_WHAT IS BEING ASKED:_
Reproduce the entire listing word for word.

<<<<

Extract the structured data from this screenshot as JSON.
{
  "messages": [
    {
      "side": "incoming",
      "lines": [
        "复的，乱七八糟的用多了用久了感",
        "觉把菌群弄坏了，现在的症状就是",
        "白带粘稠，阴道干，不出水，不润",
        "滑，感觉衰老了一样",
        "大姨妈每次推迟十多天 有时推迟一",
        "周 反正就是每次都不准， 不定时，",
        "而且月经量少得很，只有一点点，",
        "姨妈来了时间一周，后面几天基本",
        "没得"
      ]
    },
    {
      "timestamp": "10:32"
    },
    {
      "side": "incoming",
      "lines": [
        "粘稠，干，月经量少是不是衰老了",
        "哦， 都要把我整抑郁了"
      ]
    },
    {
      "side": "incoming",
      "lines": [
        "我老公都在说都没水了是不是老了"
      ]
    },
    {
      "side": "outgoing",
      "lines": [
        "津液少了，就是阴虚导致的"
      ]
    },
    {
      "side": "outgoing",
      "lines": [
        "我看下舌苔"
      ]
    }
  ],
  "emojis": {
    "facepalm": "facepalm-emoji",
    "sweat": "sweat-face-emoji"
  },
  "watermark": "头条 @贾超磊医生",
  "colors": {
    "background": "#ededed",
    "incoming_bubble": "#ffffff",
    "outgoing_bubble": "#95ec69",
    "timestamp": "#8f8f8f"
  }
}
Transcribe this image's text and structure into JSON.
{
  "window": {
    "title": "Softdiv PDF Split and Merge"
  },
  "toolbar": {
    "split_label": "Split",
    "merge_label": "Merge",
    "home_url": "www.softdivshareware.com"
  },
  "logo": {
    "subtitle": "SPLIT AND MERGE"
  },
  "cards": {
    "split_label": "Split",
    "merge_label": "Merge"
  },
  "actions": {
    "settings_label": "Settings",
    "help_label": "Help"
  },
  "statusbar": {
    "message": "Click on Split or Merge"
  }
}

>>>>

_EXERCISE RESPONSE:_
Extract the structured data from this screenshot as JSON.
{
  "messages": [
    {
      "side": "incoming",
      "lines": [
        "复的，乱七八糟的用多了用久了感",
        "觉把菌群弄坏了，现在的症状就是",
        "白带粘稠，阴道干，不出水，不润",
        "滑，感觉衰老了一样",
        "大姨妈每次推迟十多天 有时推迟一",
        "周 反正就是每次都不准， 不定时，",
        "而且月经量少得很，只有一点点，",
        "姨妈来了时间一周，后面几天基本",
        "没得"
      ]
    },
    {
      "timestamp": "10:32"
    },
    {
      "side": "incoming",
      "lines": [
        "粘稠，干，月经量少是不是衰老了",
        "哦， 都要把我整抑郁了"
      ]
    },
    {
      "side": "incoming",
      "lines": [
        "我老公都在说都没水了是不是老了"
      ]
    },
    {
      "side": "outgoing",
      "lines": [
        "津液少了，就是阴虚导致的"
      ]
    },
    {
      "side": "outgoing",
      "lines": [
        "我看下舌苔"
      ]
    }
  ],
  "emojis": {
    "facepalm": "facepalm-emoji",
    "sweat": "sweat-face-emoji"
  },
  "watermark": "头条 @贾超磊医生",
  "colors": {
    "background": "#ededed",
    "incoming_bubble": "#ffffff",
    "outgoing_bubble": "#95ec69",
    "timestamp": "#8f8f8f"
  }
}
Transcribe this image's text and structure into JSON.
{
  "window": {
    "title": "Softdiv PDF Split and Merge"
  },
  "toolbar": {
    "split_label": "Split",
    "merge_label": "Merge",
    "home_url": "www.softdivshareware.com"
  },
  "logo": {
    "subtitle": "SPLIT AND MERGE"
  },
  "cards": {
    "split_label": "Split",
    "merge_label": "Merge"
  },
  "actions": {
    "settings_label": "Settings",
    "help_label": "Help"
  },
  "statusbar": {
    "message": "Click on Split or Merge"
  }
}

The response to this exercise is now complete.